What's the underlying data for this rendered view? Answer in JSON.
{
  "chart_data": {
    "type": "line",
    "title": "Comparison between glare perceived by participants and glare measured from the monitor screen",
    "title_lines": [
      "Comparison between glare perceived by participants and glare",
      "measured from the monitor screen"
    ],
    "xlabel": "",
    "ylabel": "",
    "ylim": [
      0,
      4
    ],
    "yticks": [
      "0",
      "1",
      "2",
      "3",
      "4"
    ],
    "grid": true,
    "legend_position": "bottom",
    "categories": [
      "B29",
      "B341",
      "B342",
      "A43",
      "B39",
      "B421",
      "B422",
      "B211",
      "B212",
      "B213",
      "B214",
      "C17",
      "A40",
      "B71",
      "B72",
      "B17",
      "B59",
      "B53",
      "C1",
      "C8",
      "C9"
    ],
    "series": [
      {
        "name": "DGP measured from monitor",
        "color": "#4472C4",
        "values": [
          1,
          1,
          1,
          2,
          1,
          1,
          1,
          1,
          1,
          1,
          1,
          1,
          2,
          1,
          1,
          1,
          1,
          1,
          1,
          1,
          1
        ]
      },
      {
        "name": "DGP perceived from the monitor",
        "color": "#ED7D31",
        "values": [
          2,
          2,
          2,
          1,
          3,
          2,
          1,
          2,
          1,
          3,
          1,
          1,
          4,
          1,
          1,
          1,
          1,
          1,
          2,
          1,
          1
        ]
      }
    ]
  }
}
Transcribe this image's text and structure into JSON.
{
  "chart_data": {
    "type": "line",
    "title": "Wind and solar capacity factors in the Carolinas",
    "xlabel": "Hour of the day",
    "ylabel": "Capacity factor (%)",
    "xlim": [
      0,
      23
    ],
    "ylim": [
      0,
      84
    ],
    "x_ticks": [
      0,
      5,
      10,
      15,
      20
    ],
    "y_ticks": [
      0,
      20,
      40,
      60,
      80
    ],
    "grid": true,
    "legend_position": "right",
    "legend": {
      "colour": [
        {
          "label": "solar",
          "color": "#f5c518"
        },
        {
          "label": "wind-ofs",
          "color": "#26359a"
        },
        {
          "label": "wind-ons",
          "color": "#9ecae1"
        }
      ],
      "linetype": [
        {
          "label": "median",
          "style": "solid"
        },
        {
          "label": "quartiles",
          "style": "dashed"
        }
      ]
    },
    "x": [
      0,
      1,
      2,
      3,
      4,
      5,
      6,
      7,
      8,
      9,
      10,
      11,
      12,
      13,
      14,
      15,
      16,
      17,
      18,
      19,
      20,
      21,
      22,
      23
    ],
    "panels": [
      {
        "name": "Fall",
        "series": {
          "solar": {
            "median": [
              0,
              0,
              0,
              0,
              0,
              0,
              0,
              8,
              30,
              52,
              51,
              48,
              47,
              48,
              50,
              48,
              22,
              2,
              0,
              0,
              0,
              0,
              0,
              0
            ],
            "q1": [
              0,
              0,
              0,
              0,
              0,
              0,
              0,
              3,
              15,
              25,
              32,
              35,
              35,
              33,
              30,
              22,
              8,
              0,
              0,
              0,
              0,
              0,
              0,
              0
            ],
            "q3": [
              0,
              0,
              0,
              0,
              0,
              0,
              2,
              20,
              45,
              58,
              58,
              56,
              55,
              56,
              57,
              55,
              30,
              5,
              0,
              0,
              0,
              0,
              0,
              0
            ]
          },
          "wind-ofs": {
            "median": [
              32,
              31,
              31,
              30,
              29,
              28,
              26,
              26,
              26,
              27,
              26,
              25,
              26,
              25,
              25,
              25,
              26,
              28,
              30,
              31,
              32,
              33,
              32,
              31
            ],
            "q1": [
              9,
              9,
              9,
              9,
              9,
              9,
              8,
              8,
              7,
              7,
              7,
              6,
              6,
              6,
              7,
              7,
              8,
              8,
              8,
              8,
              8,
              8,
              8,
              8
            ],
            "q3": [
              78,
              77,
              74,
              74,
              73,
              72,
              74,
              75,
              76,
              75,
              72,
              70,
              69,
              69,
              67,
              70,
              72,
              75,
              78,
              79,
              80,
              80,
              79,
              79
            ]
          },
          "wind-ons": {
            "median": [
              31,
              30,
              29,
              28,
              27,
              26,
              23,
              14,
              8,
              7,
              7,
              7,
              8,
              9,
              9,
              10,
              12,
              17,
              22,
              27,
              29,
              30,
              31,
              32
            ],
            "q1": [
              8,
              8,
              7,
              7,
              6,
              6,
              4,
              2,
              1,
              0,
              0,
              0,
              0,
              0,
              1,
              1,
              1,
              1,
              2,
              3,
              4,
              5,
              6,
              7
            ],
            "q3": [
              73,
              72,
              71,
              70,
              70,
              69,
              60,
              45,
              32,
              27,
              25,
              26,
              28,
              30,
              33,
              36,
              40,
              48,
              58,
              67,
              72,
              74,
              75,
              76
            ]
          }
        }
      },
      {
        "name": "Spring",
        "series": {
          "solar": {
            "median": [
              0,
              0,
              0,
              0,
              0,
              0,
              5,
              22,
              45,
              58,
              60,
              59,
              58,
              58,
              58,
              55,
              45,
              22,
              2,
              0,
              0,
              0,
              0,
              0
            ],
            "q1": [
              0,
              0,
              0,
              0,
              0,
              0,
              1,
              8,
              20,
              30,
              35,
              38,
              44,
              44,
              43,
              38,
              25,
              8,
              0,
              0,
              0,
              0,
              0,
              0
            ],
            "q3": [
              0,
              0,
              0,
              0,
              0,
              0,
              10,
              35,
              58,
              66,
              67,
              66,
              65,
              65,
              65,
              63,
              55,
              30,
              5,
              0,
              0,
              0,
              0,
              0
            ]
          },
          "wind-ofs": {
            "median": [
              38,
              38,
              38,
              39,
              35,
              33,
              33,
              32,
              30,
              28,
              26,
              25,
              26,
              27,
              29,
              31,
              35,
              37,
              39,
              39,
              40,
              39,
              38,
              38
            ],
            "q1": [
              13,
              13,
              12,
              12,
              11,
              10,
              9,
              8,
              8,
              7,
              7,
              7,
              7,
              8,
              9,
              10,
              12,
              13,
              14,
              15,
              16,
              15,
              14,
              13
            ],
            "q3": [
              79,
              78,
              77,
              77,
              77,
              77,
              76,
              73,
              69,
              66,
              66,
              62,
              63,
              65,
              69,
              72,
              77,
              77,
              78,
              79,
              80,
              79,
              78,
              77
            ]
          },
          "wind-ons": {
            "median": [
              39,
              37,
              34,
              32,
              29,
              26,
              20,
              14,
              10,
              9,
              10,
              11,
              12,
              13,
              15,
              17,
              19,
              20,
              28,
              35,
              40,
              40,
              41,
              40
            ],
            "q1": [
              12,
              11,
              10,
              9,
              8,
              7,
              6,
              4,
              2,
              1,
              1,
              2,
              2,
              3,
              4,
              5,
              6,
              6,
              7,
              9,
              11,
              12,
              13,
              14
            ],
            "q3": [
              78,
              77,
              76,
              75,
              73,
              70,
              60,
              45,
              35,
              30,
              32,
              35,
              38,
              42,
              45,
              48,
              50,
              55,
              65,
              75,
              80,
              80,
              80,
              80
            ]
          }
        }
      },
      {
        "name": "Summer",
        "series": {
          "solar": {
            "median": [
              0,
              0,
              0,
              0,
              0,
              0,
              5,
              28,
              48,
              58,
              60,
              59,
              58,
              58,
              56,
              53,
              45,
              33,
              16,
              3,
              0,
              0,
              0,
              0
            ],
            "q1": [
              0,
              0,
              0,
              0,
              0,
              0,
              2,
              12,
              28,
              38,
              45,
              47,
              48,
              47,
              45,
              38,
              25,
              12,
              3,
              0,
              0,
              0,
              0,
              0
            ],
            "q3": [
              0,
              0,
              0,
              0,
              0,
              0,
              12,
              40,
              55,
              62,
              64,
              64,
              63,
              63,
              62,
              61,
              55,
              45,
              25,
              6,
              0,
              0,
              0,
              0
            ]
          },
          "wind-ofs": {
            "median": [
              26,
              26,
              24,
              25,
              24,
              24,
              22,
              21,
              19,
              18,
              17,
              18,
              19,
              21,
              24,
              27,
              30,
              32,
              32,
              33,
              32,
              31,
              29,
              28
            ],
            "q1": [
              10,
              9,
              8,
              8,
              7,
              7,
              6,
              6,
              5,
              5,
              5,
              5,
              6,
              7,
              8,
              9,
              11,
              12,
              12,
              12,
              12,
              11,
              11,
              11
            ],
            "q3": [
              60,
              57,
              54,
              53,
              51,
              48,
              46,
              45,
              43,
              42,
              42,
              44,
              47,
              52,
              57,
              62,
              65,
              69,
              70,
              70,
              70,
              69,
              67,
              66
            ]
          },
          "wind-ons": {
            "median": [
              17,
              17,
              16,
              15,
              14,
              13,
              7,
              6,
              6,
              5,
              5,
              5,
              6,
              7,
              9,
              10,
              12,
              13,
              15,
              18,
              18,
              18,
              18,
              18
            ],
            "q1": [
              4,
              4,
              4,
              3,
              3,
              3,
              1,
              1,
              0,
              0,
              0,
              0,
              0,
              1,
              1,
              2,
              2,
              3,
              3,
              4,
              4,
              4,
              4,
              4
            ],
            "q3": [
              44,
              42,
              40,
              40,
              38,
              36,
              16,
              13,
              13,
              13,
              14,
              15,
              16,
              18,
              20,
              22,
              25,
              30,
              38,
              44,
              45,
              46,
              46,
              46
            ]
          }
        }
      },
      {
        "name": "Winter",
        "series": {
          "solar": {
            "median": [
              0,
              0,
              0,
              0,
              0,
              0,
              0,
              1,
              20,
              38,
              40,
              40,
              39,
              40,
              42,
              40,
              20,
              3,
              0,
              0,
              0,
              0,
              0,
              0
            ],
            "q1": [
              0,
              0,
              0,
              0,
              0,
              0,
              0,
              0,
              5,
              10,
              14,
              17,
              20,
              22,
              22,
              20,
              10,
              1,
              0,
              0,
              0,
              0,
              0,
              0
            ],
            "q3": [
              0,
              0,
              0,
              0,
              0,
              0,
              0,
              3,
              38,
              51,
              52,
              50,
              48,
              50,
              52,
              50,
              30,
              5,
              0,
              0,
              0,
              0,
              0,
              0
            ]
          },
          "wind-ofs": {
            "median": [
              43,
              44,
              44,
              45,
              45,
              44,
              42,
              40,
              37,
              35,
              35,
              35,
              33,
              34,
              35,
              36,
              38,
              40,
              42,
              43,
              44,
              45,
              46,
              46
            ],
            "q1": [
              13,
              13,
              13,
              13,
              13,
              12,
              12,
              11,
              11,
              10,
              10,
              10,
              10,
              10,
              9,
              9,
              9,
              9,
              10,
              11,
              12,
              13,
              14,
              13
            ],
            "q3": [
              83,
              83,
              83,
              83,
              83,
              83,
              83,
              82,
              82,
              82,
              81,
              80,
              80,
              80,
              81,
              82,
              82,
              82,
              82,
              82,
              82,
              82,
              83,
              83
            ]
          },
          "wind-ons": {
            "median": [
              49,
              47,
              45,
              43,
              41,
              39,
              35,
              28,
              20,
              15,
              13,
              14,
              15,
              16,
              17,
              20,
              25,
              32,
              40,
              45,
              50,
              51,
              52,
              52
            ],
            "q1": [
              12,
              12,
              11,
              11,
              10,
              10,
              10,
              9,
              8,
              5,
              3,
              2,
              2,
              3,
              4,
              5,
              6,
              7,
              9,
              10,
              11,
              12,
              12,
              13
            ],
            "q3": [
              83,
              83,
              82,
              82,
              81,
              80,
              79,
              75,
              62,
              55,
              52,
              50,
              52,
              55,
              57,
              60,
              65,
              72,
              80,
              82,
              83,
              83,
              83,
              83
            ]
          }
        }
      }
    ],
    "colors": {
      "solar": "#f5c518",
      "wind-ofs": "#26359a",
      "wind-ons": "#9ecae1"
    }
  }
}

The exercise
Pull every line containing "monitor" out of the records.

Solved exercise
    "title": "Comparison between glare perceived by participants and glare measured from the monitor screen",
      "measured from the monitor screen"
        "name": "DGP measured from monitor",
        "name": "DGP perceived from the monitor",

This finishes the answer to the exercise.